↓

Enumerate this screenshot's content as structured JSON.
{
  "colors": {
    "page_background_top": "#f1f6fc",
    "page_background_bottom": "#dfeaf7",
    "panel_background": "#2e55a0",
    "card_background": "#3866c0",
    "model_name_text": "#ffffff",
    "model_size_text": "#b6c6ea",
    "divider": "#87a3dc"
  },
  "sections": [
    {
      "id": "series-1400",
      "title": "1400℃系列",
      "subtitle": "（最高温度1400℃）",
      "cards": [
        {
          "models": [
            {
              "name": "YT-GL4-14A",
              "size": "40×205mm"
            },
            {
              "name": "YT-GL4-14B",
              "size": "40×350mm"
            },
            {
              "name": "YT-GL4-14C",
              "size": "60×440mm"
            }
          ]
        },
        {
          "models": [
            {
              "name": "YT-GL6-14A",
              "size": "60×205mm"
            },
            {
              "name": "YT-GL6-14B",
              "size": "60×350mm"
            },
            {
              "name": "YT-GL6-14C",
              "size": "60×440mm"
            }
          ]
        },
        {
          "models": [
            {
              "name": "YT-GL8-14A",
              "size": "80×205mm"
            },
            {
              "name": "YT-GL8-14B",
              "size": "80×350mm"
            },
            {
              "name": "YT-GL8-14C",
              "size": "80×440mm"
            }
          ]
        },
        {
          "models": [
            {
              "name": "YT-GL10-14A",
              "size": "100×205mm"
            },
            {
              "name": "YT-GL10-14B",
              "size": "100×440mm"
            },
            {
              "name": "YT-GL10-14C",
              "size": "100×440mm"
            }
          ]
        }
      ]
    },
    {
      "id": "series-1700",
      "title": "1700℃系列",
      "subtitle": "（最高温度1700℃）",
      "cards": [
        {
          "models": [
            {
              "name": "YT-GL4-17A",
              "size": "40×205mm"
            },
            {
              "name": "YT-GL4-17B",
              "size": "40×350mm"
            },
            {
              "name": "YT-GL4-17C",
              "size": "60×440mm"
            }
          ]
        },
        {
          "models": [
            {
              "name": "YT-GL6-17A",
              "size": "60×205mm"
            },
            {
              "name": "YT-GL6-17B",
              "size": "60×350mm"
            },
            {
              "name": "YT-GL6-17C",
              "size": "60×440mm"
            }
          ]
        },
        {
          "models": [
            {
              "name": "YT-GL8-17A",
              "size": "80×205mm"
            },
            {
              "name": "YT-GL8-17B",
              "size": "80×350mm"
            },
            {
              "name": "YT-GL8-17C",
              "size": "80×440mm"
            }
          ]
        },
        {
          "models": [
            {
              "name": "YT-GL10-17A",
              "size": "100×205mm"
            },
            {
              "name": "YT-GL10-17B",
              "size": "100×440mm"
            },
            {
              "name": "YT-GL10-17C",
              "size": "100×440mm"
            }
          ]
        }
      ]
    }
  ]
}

↑

Aim —
Produce an exact copy of the whole listing.

Task result —
Enumerate this screenshot's content as structured JSON.
{
  "colors": {
    "page_background_top": "#f1f6fc",
    "page_background_bottom": "#dfeaf7",
    "panel_background": "#2e55a0",
    "card_background": "#3866c0",
    "model_name_text": "#ffffff",
    "model_size_text": "#b6c6ea",
    "divider": "#87a3dc"
  },
  "sections": [
    {
      "id": "series-1400",
      "title": "1400℃系列",
      "subtitle": "（最高温度1400℃）",
      "cards": [
        {
          "models": [
            {
              "name": "YT-GL4-14A",
              "size": "40×205mm"
            },
            {
              "name": "YT-GL4-14B",
              "size": "40×350mm"
            },
            {
              "name": "YT-GL4-14C",
              "size": "60×440mm"
            }
          ]
        },
        {
          "models": [
            {
              "name": "YT-GL6-14A",
              "size": "60×205mm"
            },
            {
              "name": "YT-GL6-14B",
              "size": "60×350mm"
            },
            {
              "name": "YT-GL6-14C",
              "size": "60×440mm"
            }
          ]
        },
        {
          "models": [
            {
              "name": "YT-GL8-14A",
              "size": "80×205mm"
            },
            {
              "name": "YT-GL8-14B",
              "size": "80×350mm"
            },
            {
              "name": "YT-GL8-14C",
              "size": "80×440mm"
            }
          ]
        },
        {
          "models": [
            {
              "name": "YT-GL10-14A",
              "size": "100×205mm"
            },
            {
              "name": "YT-GL10-14B",
              "size": "100×440mm"
            },
            {
              "name": "YT-GL10-14C",
              "size": "100×440mm"
            }
          ]
        }
      ]
    },
    {
      "id": "series-1700",
      "title": "1700℃系列",
      "subtitle": "（最高温度1700℃）",
      "cards": [
        {
          "models": [
            {
              "name": "YT-GL4-17A",
              "size": "40×205mm"
            },
            {
              "name": "YT-GL4-17B",
              "size": "40×350mm"
            },
            {
              "name": "YT-GL4-17C",
              "size": "60×440mm"
            }
          ]
        },
        {
          "models": [
            {
              "name": "YT-GL6-17A",
              "size": "60×205mm"
            },
            {
              "name": "YT-GL6-17B",
              "size": "60×350mm"
            },
            {
              "name": "YT-GL6-17C",
              "size": "60×440mm"
            }
          ]
        },
        {
          "models": [
            {
              "name": "YT-GL8-17A",
              "size": "80×205mm"
            },
            {
              "name": "YT-GL8-17B",
              "size": "80×350mm"
            },
            {
              "name": "YT-GL8-17C",
              "size": "80×440mm"
            }
          ]
        },
        {
          "models": [
            {
              "name": "YT-GL10-17A",
              "size": "100×205mm"
            },
            {
              "name": "YT-GL10-17B",
              "size": "100×440mm"
            },
            {
              "name": "YT-GL10-17C",
              "size": "100×440mm"
            }
          ]
        }
      ]
    }
  ]
}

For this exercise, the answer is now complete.